- STATED GOAL -
Take the data below and repeat it exactly.

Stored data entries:
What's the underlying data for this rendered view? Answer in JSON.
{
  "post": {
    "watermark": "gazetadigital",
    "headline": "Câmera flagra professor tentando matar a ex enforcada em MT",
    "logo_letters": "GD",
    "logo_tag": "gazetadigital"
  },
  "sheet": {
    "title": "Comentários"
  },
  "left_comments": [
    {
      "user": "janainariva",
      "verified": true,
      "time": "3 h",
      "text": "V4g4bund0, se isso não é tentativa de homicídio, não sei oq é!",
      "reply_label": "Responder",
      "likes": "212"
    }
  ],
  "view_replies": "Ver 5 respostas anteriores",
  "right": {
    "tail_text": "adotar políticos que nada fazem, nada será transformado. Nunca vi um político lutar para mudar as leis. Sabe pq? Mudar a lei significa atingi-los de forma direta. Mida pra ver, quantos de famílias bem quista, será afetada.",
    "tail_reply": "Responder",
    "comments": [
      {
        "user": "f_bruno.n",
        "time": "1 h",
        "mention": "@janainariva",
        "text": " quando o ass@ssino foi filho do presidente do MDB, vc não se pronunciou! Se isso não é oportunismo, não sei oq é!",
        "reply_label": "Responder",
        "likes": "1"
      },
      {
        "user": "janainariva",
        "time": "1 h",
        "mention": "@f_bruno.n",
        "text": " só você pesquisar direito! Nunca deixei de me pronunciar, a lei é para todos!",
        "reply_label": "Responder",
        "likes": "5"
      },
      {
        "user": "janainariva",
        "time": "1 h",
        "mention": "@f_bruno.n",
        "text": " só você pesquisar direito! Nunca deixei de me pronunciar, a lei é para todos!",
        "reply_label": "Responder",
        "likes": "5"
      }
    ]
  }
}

- THE RESPONSE -
What's the underlying data for this rendered view? Answer in JSON.
{
  "post": {
    "watermark": "gazetadigital",
    "headline": "Câmera flagra professor tentando matar a ex enforcada em MT",
    "logo_letters": "GD",
    "logo_tag": "gazetadigital"
  },
  "sheet": {
    "title": "Comentários"
  },
  "left_comments": [
    {
      "user": "janainariva",
      "verified": true,
      "time": "3 h",
      "text": "V4g4bund0, se isso não é tentativa de homicídio, não sei oq é!",
      "reply_label": "Responder",
      "likes": "212"
    }
  ],
  "view_replies": "Ver 5 respostas anteriores",
  "right": {
    "tail_text": "adotar políticos que nada fazem, nada será transformado. Nunca vi um político lutar para mudar as leis. Sabe pq? Mudar a lei significa atingi-los de forma direta. Mida pra ver, quantos de famílias bem quista, será afetada.",
    "tail_reply": "Responder",
    "comments": [
      {
        "user": "f_bruno.n",
        "time": "1 h",
        "mention": "@janainariva",
        "text": " quando o ass@ssino foi filho do presidente do MDB, vc não se pronunciou! Se isso não é oportunismo, não sei oq é!",
        "reply_label": "Responder",
        "likes": "1"
      },
      {
        "user": "janainariva",
        "time": "1 h",
        "mention": "@f_bruno.n",
        "text": " só você pesquisar direito! Nunca deixei de me pronunciar, a lei é para todos!",
        "reply_label": "Responder",
        "likes": "5"
      },
      {
        "user": "janainariva",
        "time": "1 h",
        "mention": "@f_bruno.n",
        "text": " só você pesquisar direito! Nunca deixei de me pronunciar, a lei é para todos!",
        "reply_label": "Responder",
        "likes": "5"
      }
    ]
  }
}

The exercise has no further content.